MATERIAL PROVIDED>

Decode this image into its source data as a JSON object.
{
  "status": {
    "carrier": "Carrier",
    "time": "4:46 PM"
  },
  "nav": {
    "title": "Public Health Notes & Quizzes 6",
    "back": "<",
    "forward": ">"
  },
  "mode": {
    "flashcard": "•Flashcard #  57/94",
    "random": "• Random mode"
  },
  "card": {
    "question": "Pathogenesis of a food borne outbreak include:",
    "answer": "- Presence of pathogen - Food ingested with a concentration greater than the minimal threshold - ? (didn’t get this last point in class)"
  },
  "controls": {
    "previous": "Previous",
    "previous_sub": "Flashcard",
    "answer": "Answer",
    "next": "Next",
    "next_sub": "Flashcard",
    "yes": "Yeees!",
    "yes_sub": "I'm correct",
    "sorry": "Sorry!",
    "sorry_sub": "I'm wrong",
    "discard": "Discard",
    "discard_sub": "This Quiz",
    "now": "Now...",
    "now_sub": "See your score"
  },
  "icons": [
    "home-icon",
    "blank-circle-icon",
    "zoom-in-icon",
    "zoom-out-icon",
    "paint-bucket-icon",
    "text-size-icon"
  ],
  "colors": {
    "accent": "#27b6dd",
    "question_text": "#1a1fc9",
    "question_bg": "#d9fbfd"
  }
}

YOUR GOAL>
Set all the data down again, exactly as it reads above.

SOLUTION>
Decode this image into its source data as a JSON object.
{
  "status": {
    "carrier": "Carrier",
    "time": "4:46 PM"
  },
  "nav": {
    "title": "Public Health Notes & Quizzes 6",
    "back": "<",
    "forward": ">"
  },
  "mode": {
    "flashcard": "•Flashcard #  57/94",
    "random": "• Random mode"
  },
  "card": {
    "question": "Pathogenesis of a food borne outbreak include:",
    "answer": "- Presence of pathogen - Food ingested with a concentration greater than the minimal threshold - ? (didn’t get this last point in class)"
  },
  "controls": {
    "previous": "Previous",
    "previous_sub": "Flashcard",
    "answer": "Answer",
    "next": "Next",
    "next_sub": "Flashcard",
    "yes": "Yeees!",
    "yes_sub": "I'm correct",
    "sorry": "Sorry!",
    "sorry_sub": "I'm wrong",
    "discard": "Discard",
    "discard_sub": "This Quiz",
    "now": "Now...",
    "now_sub": "See your score"
  },
  "icons": [
    "home-icon",
    "blank-circle-icon",
    "zoom-in-icon",
    "zoom-out-icon",
    "paint-bucket-icon",
    "text-size-icon"
  ],
  "colors": {
    "accent": "#27b6dd",
    "question_text": "#1a1fc9",
    "question_bg": "#d9fbfd"
  }
}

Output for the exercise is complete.